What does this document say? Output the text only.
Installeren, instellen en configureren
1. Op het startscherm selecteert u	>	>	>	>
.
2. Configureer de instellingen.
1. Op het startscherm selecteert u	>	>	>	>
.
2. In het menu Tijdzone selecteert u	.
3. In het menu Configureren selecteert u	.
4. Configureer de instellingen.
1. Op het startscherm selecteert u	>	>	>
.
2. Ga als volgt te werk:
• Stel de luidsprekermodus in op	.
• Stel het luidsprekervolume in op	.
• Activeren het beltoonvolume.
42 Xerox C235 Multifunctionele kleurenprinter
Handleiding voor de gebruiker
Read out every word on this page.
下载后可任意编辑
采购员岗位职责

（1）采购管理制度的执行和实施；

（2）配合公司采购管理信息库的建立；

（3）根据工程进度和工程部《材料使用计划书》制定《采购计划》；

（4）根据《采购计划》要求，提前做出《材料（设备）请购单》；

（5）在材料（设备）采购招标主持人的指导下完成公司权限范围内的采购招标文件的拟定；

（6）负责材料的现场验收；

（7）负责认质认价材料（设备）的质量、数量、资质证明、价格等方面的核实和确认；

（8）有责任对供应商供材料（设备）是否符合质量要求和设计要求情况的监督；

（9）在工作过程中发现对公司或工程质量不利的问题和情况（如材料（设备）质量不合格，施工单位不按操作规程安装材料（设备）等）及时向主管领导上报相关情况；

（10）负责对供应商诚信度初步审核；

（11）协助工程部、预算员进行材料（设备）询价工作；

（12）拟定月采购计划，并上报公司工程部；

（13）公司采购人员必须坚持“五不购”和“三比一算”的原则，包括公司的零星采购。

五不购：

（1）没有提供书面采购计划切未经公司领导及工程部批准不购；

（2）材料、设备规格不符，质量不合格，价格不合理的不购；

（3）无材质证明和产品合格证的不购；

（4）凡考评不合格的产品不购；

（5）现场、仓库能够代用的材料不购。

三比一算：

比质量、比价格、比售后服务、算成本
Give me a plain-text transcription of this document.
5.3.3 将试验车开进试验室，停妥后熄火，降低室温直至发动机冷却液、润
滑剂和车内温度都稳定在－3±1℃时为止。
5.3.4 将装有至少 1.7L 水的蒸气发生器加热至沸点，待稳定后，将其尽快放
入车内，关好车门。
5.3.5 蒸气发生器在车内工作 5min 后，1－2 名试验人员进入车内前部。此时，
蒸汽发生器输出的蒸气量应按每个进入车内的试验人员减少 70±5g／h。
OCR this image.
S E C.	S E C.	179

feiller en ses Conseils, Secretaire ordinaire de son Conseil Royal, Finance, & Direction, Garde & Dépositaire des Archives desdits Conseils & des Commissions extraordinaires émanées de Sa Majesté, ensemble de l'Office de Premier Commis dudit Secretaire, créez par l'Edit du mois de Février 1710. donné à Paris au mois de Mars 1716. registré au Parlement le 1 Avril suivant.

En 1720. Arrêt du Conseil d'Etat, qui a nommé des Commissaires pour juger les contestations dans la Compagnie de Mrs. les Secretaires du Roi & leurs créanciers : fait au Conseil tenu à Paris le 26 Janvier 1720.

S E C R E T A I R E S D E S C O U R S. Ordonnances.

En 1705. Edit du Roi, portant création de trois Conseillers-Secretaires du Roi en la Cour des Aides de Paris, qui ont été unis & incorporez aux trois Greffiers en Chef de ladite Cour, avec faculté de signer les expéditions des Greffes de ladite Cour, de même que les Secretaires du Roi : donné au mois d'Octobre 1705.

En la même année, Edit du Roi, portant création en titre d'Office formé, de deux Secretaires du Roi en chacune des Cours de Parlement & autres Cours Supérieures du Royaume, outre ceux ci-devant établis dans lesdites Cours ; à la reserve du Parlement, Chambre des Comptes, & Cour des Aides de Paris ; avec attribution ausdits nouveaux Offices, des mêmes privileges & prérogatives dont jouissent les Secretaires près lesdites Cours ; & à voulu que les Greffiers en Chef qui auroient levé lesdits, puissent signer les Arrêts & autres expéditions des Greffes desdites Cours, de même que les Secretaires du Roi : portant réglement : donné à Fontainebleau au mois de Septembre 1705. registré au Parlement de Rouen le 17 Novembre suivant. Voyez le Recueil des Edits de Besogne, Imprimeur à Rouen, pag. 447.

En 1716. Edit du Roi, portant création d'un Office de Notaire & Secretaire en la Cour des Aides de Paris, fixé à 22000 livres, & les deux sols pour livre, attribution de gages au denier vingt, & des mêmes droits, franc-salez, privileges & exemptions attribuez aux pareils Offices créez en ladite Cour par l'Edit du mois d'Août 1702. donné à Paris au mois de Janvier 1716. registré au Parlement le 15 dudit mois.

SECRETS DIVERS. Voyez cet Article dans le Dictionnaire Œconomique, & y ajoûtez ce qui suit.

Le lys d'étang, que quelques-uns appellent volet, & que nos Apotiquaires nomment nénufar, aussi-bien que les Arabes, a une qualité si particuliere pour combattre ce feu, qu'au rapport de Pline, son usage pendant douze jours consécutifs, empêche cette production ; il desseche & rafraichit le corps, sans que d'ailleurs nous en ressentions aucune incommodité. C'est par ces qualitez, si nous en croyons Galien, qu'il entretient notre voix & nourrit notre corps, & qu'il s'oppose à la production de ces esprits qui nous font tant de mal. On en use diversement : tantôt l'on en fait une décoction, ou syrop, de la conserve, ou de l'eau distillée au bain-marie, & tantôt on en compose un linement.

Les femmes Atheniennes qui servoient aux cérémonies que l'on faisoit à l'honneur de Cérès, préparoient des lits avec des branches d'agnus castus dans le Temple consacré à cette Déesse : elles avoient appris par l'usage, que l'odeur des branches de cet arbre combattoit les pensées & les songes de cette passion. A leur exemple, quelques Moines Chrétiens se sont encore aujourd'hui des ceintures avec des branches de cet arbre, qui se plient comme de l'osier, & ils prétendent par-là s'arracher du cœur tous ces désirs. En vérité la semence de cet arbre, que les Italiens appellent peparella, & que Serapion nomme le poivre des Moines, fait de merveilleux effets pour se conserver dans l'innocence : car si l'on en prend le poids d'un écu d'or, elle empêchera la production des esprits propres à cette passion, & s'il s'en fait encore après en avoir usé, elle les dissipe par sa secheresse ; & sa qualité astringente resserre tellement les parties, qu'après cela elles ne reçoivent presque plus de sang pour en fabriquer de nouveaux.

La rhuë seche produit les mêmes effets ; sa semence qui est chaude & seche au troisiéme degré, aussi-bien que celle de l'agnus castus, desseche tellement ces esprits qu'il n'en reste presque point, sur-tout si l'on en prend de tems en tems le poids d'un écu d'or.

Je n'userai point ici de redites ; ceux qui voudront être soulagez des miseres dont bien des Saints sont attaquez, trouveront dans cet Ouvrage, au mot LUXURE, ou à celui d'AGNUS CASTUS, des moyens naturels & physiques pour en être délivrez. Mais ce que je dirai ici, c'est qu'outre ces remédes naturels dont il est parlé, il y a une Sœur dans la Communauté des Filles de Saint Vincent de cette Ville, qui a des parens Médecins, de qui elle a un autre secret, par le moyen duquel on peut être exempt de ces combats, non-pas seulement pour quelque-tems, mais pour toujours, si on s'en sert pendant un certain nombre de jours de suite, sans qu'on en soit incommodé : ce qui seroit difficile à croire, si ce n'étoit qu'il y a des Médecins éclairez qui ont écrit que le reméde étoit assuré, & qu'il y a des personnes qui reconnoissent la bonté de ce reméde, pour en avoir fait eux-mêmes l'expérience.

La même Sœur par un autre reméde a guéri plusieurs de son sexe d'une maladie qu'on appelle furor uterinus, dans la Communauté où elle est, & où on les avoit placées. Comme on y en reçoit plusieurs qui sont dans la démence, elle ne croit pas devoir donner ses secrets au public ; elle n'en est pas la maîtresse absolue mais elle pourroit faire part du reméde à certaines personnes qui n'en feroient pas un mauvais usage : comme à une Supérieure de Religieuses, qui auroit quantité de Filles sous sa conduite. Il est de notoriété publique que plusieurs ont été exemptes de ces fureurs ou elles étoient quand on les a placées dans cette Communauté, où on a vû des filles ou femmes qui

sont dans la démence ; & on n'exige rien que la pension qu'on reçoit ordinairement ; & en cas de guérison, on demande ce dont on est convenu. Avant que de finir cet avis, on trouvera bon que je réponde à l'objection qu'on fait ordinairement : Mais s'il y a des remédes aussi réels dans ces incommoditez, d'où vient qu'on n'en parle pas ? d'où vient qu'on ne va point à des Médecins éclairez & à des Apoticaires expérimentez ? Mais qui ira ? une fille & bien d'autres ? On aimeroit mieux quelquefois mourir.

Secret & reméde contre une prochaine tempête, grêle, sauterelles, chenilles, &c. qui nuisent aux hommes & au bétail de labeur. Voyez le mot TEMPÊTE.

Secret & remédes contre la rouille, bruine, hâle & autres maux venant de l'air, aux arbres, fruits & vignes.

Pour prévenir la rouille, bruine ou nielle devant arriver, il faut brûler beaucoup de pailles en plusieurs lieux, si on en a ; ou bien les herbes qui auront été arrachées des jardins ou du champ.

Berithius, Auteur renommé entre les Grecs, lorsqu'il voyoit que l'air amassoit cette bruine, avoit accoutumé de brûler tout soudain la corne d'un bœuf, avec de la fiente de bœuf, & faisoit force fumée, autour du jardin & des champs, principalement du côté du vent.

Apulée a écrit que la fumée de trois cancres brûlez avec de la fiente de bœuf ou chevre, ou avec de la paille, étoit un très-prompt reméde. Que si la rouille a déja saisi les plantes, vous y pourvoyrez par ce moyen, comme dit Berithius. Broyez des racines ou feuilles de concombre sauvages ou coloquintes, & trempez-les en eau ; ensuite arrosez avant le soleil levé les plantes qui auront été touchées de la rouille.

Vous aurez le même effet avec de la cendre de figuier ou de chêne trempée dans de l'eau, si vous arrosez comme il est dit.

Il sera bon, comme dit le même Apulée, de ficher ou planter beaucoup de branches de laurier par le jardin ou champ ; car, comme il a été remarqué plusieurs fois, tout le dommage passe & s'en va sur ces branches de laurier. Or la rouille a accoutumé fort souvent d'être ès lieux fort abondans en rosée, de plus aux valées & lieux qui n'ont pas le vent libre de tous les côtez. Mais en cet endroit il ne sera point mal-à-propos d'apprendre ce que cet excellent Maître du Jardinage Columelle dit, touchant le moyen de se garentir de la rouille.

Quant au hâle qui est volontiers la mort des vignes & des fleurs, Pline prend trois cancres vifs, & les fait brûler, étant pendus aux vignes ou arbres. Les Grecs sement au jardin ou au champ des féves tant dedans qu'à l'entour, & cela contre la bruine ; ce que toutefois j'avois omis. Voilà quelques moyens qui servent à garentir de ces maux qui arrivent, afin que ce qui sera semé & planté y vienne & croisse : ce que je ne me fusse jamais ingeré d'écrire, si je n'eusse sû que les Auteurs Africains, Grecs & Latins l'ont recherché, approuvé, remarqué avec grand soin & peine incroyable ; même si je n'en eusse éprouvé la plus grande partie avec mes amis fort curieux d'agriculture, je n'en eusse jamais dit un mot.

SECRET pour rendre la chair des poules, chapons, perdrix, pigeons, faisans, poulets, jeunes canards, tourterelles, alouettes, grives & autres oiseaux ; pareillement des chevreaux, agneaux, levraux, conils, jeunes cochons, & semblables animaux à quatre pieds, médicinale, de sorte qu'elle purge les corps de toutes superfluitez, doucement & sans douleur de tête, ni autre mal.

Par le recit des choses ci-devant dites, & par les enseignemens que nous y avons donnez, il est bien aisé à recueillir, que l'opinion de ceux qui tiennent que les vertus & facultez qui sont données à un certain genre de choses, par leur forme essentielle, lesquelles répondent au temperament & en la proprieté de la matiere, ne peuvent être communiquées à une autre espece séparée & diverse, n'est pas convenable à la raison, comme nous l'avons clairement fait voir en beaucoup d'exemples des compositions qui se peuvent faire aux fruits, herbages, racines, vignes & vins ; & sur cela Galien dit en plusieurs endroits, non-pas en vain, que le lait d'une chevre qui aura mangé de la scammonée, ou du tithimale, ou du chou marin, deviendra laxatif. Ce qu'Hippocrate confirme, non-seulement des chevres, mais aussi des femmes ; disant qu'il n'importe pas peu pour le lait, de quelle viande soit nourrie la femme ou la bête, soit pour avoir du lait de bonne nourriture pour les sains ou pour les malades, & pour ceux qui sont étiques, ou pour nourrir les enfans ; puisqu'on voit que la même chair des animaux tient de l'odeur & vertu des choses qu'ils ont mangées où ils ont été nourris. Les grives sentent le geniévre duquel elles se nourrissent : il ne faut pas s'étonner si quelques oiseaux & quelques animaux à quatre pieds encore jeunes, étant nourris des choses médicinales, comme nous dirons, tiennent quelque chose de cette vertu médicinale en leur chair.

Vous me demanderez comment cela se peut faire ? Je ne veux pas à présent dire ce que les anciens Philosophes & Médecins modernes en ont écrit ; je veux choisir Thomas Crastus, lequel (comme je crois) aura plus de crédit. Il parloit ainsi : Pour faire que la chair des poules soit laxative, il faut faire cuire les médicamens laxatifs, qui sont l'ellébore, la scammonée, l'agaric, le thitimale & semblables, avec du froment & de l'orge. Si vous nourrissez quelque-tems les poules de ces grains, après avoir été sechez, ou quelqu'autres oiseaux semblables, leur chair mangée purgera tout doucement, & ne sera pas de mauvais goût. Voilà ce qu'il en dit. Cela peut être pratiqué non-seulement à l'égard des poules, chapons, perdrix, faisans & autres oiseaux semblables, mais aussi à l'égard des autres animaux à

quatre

_Short task_. Copy out all lines where the word "instellingen" appears.

_Task response_.
2. Configureer de instellingen.
4. Configureer de instellingen.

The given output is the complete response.